Items from a dataset:
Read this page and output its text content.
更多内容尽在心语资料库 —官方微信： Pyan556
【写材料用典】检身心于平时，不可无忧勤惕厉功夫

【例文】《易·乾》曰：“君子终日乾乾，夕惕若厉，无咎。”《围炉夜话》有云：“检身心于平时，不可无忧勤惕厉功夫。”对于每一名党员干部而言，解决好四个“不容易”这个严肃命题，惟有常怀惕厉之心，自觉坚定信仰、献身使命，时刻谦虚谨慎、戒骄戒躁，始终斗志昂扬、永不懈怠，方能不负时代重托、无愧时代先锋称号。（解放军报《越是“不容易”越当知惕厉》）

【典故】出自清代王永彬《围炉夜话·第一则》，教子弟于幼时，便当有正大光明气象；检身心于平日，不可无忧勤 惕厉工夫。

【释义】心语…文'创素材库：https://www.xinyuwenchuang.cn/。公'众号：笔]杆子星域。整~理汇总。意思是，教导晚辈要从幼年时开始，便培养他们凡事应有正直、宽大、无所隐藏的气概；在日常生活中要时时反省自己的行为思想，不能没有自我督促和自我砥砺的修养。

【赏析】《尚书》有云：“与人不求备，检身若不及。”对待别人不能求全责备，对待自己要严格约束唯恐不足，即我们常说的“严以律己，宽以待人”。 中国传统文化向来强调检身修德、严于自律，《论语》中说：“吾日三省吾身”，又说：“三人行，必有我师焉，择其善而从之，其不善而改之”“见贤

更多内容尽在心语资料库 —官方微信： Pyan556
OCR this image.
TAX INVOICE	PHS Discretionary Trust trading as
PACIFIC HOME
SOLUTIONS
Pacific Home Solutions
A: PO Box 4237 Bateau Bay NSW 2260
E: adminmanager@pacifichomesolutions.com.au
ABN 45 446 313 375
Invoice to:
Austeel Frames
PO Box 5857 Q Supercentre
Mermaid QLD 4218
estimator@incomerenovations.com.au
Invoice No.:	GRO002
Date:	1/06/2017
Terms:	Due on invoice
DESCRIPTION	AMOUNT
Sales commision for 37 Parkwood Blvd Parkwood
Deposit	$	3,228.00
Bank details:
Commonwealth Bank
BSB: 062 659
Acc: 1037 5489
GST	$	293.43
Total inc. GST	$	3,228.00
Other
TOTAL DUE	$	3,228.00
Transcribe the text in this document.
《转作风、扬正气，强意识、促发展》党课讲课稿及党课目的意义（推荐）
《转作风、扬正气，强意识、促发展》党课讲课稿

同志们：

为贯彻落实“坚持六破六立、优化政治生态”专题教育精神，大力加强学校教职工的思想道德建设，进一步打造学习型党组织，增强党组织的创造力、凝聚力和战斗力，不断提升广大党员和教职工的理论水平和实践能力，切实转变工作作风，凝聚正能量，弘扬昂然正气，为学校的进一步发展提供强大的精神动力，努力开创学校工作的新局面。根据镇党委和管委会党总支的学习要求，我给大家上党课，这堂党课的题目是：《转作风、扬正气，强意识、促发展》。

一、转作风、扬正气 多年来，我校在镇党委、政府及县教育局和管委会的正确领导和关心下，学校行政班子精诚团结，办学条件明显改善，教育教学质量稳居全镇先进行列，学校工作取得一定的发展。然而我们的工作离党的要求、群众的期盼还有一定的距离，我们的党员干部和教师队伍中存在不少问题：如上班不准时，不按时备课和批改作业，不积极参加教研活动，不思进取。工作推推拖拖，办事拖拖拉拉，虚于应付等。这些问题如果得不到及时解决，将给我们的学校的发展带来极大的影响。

## SHORT EXERCISE
Print the records once more, exactly as they were given.

## RESULT
Read this page and output its text content.
更多内容尽在心语资料库 —官方微信： Pyan556
【写材料用典】检身心于平时，不可无忧勤惕厉功夫

【例文】《易·乾》曰：“君子终日乾乾，夕惕若厉，无咎。”《围炉夜话》有云：“检身心于平时，不可无忧勤惕厉功夫。”对于每一名党员干部而言，解决好四个“不容易”这个严肃命题，惟有常怀惕厉之心，自觉坚定信仰、献身使命，时刻谦虚谨慎、戒骄戒躁，始终斗志昂扬、永不懈怠，方能不负时代重托、无愧时代先锋称号。（解放军报《越是“不容易”越当知惕厉》）

【典故】出自清代王永彬《围炉夜话·第一则》，教子弟于幼时，便当有正大光明气象；检身心于平日，不可无忧勤 惕厉工夫。

【释义】心语…文'创素材库：https://www.xinyuwenchuang.cn/。公'众号：笔]杆子星域。整~理汇总。意思是，教导晚辈要从幼年时开始，便培养他们凡事应有正直、宽大、无所隐藏的气概；在日常生活中要时时反省自己的行为思想，不能没有自我督促和自我砥砺的修养。

【赏析】《尚书》有云：“与人不求备，检身若不及。”对待别人不能求全责备，对待自己要严格约束唯恐不足，即我们常说的“严以律己，宽以待人”。 中国传统文化向来强调检身修德、严于自律，《论语》中说：“吾日三省吾身”，又说：“三人行，必有我师焉，择其善而从之，其不善而改之”“见贤

更多内容尽在心语资料库 —官方微信： Pyan556
OCR this image.
TAX INVOICE	PHS Discretionary Trust trading as
PACIFIC HOME
SOLUTIONS
Pacific Home Solutions
A: PO Box 4237 Bateau Bay NSW 2260
E: adminmanager@pacifichomesolutions.com.au
ABN 45 446 313 375
Invoice to:
Austeel Frames
PO Box 5857 Q Supercentre
Mermaid QLD 4218
estimator@incomerenovations.com.au
Invoice No.:	GRO002
Date:	1/06/2017
Terms:	Due on invoice
DESCRIPTION	AMOUNT
Sales commision for 37 Parkwood Blvd Parkwood
Deposit	$	3,228.00
Bank details:
Commonwealth Bank
BSB: 062 659
Acc: 1037 5489
GST	$	293.43
Total inc. GST	$	3,228.00
Other
TOTAL DUE	$	3,228.00
Transcribe the text in this document.
《转作风、扬正气，强意识、促发展》党课讲课稿及党课目的意义（推荐）
《转作风、扬正气，强意识、促发展》党课讲课稿

同志们：

为贯彻落实“坚持六破六立、优化政治生态”专题教育精神，大力加强学校教职工的思想道德建设，进一步打造学习型党组织，增强党组织的创造力、凝聚力和战斗力，不断提升广大党员和教职工的理论水平和实践能力，切实转变工作作风，凝聚正能量，弘扬昂然正气，为学校的进一步发展提供强大的精神动力，努力开创学校工作的新局面。根据镇党委和管委会党总支的学习要求，我给大家上党课，这堂党课的题目是：《转作风、扬正气，强意识、促发展》。

一、转作风、扬正气 多年来，我校在镇党委、政府及县教育局和管委会的正确领导和关心下，学校行政班子精诚团结，办学条件明显改善，教育教学质量稳居全镇先进行列，学校工作取得一定的发展。然而我们的工作离党的要求、群众的期盼还有一定的距离，我们的党员干部和教师队伍中存在不少问题：如上班不准时，不按时备课和批改作业，不积极参加教研活动，不思进取。工作推推拖拖，办事拖拖拉拉，虚于应付等。这些问题如果得不到及时解决，将给我们的学校的发展带来极大的影响。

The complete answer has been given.